*SHORT EXERCISE:*
From the entries below, extract every line that includes the word "greater".

————————

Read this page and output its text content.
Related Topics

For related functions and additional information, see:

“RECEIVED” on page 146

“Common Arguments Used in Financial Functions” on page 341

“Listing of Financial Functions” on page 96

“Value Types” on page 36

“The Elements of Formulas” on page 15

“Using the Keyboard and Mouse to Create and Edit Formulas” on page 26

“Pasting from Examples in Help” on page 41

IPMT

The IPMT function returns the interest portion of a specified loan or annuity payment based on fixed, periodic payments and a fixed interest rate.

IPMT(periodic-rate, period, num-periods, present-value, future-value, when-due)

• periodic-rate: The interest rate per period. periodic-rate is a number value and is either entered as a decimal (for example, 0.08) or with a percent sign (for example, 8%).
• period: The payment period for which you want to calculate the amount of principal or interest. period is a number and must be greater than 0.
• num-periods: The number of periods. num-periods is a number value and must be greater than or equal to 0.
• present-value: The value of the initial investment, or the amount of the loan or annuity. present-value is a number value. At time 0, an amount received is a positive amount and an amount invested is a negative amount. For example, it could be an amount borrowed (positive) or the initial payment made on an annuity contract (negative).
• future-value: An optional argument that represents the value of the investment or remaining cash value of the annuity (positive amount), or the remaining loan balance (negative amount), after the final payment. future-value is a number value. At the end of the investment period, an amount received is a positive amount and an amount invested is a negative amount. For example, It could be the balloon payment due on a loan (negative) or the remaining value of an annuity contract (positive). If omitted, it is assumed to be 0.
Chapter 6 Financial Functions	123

————————

*FINISHED TASK:*
• period: The payment period for which you want to calculate the amount of principal or interest. period is a number and must be greater than 0.
• num-periods: The number of periods. num-periods is a number value and must be greater than or equal to 0.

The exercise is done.